BEGIN SUPPLIED TEXT
Ambassador David Friedman Can’t Silence the Pro-Israel, Pro-Peace Movement
It seems those of us defining ourselves as “pro-Israel, pro-peace” have gotten under the skin of America’s Ambassador to Israel David Friedman.
At AIPAC’s annual policy conference this week, he called those who define ourselves this way “blasphemous.” (I suppose that’s better than what he called us during the presidential campaign in 2016.)
According to Friedman, there’s only one way to be pro-Israel: offering unquestioning support for the policy of the government of Israel.
In reality, of course, there’s far more to the ambassador’s definition of pro-Israel than that.
For Friedman, first and foremost, being pro-Israel means providing financial, political and moral support for the settlement movement’s creeping annexation of the territory Israel occupied in 1967. Never mind that even Howard Kohr, AIPAC’s CEO, made the case to AIPAC conference attendees this week that Israel’s security depends on there being – one day – a Palestinian state on that same land.
END SUPPLIED TEXT
Using the piece on Ambassador David Friedman, decide whether each statement below agrees with it. Answer yes or no for each and quote the words that decide it. 1. Friedman described people who call themselves "pro-Israel, pro-peace" as blasphemous at AIPAC's annual policy conference. 2. According to Friedman, there are several acceptable ways to be pro-Israel. 3. Howard Kohr told conference attendees that Israel's security depends on a Palestinian state one day existing on the land Israel occupied in 1967.
BEGIN STUDY MATERIAL
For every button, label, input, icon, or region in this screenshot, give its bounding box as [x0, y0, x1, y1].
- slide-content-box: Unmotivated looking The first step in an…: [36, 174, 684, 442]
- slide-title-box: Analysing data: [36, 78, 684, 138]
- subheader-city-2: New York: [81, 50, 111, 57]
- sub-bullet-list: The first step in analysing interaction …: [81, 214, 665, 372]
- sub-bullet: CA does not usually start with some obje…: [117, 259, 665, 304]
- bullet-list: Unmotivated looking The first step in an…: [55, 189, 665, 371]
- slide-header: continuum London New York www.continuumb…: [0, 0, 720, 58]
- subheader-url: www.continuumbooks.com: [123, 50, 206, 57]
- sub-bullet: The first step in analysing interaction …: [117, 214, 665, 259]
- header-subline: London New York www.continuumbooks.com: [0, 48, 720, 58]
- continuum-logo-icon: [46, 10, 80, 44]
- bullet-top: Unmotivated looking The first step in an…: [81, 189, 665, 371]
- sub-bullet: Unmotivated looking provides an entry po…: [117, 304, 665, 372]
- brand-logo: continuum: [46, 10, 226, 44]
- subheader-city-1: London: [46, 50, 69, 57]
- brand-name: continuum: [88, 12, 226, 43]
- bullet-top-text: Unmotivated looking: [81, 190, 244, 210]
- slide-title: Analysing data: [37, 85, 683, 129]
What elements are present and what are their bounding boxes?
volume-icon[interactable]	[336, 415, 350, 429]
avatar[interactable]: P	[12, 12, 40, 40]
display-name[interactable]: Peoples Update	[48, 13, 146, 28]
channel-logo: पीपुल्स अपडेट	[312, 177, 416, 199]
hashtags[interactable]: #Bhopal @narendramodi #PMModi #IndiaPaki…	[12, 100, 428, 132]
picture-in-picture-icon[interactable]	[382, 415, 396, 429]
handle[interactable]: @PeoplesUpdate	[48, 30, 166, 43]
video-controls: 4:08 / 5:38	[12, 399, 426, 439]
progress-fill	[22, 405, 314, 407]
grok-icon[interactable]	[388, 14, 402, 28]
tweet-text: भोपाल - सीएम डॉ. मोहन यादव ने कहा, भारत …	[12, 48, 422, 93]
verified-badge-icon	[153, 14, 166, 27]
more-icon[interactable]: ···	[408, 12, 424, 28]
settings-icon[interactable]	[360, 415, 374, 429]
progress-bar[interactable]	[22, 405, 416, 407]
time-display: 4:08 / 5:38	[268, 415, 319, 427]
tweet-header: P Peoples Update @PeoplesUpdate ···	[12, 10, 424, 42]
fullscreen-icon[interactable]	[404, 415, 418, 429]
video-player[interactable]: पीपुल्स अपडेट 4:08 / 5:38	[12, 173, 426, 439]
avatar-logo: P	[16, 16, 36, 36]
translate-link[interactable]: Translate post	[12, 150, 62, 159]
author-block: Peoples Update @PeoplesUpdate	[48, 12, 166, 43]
END STUDY MATERIAL
SOLUTION FOR THIS EXERCISE
1. Yes: "At AIPAC’s annual policy conference this week, he called those who define ourselves this way “blasphemous.”"
2. No: "According to Friedman, there’s only one way to be pro-Israel"
3. Yes: "Howard Kohr, AIPAC’s CEO, made the case to AIPAC conference attendees this week that Israel’s security depends on there being – one day – a Palestinian state on that same land."